**Goal:**
Can you output the records below exactly as they are written?

**Stored data:**
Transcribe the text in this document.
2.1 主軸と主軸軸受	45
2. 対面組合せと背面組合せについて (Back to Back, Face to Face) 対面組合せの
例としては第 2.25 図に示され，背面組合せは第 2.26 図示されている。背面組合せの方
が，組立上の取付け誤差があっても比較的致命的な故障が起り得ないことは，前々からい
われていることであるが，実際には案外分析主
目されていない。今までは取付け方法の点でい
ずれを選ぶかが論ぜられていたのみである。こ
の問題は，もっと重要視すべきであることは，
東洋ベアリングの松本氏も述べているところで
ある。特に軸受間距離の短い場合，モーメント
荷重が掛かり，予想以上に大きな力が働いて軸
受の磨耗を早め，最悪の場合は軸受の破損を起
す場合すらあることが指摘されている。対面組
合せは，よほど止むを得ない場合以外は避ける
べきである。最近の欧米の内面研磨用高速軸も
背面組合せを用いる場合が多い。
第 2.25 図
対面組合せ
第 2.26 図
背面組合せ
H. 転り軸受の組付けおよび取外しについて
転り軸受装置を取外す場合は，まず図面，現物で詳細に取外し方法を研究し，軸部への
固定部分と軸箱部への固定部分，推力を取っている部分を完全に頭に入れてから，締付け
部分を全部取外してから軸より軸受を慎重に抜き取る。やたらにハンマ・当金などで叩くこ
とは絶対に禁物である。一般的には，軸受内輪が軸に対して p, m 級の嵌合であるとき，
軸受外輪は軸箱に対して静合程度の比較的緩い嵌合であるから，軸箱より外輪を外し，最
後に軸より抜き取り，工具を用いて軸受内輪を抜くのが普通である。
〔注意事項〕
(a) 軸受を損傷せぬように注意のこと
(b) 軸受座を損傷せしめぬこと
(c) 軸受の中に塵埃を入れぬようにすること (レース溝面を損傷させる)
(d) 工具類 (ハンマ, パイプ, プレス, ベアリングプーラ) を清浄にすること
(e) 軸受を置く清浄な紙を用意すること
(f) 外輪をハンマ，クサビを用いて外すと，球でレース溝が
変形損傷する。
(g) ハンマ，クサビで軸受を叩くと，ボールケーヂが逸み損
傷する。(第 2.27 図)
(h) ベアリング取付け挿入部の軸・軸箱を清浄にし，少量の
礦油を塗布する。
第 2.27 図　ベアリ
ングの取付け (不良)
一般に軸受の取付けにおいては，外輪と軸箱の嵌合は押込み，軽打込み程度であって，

**Response for this exercise:**
Transcribe the text in this document.
2.1 主軸と主軸軸受	45
2. 対面組合せと背面組合せについて (Back to Back, Face to Face) 対面組合せの
例としては第 2.25 図に示され，背面組合せは第 2.26 図示されている。背面組合せの方
が，組立上の取付け誤差があっても比較的致命的な故障が起り得ないことは，前々からい
われていることであるが，実際には案外分析主
目されていない。今までは取付け方法の点でい
ずれを選ぶかが論ぜられていたのみである。こ
の問題は，もっと重要視すべきであることは，
東洋ベアリングの松本氏も述べているところで
ある。特に軸受間距離の短い場合，モーメント
荷重が掛かり，予想以上に大きな力が働いて軸
受の磨耗を早め，最悪の場合は軸受の破損を起
す場合すらあることが指摘されている。対面組
合せは，よほど止むを得ない場合以外は避ける
べきである。最近の欧米の内面研磨用高速軸も
背面組合せを用いる場合が多い。
第 2.25 図
対面組合せ
第 2.26 図
背面組合せ
H. 転り軸受の組付けおよび取外しについて
転り軸受装置を取外す場合は，まず図面，現物で詳細に取外し方法を研究し，軸部への
固定部分と軸箱部への固定部分，推力を取っている部分を完全に頭に入れてから，締付け
部分を全部取外してから軸より軸受を慎重に抜き取る。やたらにハンマ・当金などで叩くこ
とは絶対に禁物である。一般的には，軸受内輪が軸に対して p, m 級の嵌合であるとき，
軸受外輪は軸箱に対して静合程度の比較的緩い嵌合であるから，軸箱より外輪を外し，最
後に軸より抜き取り，工具を用いて軸受内輪を抜くのが普通である。
〔注意事項〕
(a) 軸受を損傷せぬように注意のこと
(b) 軸受座を損傷せしめぬこと
(c) 軸受の中に塵埃を入れぬようにすること (レース溝面を損傷させる)
(d) 工具類 (ハンマ, パイプ, プレス, ベアリングプーラ) を清浄にすること
(e) 軸受を置く清浄な紙を用意すること
(f) 外輪をハンマ，クサビを用いて外すと，球でレース溝が
変形損傷する。
(g) ハンマ，クサビで軸受を叩くと，ボールケーヂが逸み損
傷する。(第 2.27 図)
(h) ベアリング取付け挿入部の軸・軸箱を清浄にし，少量の
礦油を塗布する。
第 2.27 図　ベアリ
ングの取付け (不良)
一般に軸受の取付けにおいては，外輪と軸箱の嵌合は押込み，軽打込み程度であって，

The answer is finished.